Stored data entries
****************************************

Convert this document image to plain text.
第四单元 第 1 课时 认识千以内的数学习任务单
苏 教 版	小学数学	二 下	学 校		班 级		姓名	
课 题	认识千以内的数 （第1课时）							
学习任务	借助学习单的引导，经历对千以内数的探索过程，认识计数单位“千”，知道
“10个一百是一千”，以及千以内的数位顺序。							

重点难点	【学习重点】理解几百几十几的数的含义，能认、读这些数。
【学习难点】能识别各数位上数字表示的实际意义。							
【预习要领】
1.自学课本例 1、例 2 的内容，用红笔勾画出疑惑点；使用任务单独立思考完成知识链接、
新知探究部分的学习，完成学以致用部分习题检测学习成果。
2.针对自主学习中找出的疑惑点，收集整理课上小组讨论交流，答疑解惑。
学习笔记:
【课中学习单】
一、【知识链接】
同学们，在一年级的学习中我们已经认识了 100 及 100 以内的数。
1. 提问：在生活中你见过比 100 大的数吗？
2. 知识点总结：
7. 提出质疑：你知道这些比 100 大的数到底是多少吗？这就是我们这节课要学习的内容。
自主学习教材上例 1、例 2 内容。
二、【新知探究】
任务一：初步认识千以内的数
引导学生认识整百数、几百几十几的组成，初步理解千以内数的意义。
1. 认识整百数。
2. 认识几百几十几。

****************************************

◆ **Requirements**
Repeat the material above in full, quoting it exactly.

◆ **Answer**
Convert this document image to plain text.
第四单元 第 1 课时 认识千以内的数学习任务单
苏 教 版	小学数学	二 下	学 校		班 级		姓名	
课 题	认识千以内的数 （第1课时）							
学习任务	借助学习单的引导，经历对千以内数的探索过程，认识计数单位“千”，知道
“10个一百是一千”，以及千以内的数位顺序。							

重点难点	【学习重点】理解几百几十几的数的含义，能认、读这些数。
【学习难点】能识别各数位上数字表示的实际意义。							
【预习要领】
1.自学课本例 1、例 2 的内容，用红笔勾画出疑惑点；使用任务单独立思考完成知识链接、
新知探究部分的学习，完成学以致用部分习题检测学习成果。
2.针对自主学习中找出的疑惑点，收集整理课上小组讨论交流，答疑解惑。
学习笔记:
【课中学习单】
一、【知识链接】
同学们，在一年级的学习中我们已经认识了 100 及 100 以内的数。
1. 提问：在生活中你见过比 100 大的数吗？
2. 知识点总结：
7. 提出质疑：你知道这些比 100 大的数到底是多少吗？这就是我们这节课要学习的内容。
自主学习教材上例 1、例 2 内容。
二、【新知探究】
任务一：初步认识千以内的数
引导学生认识整百数、几百几十几的组成，初步理解千以内数的意义。
1. 认识整百数。
2. 认识几百几十几。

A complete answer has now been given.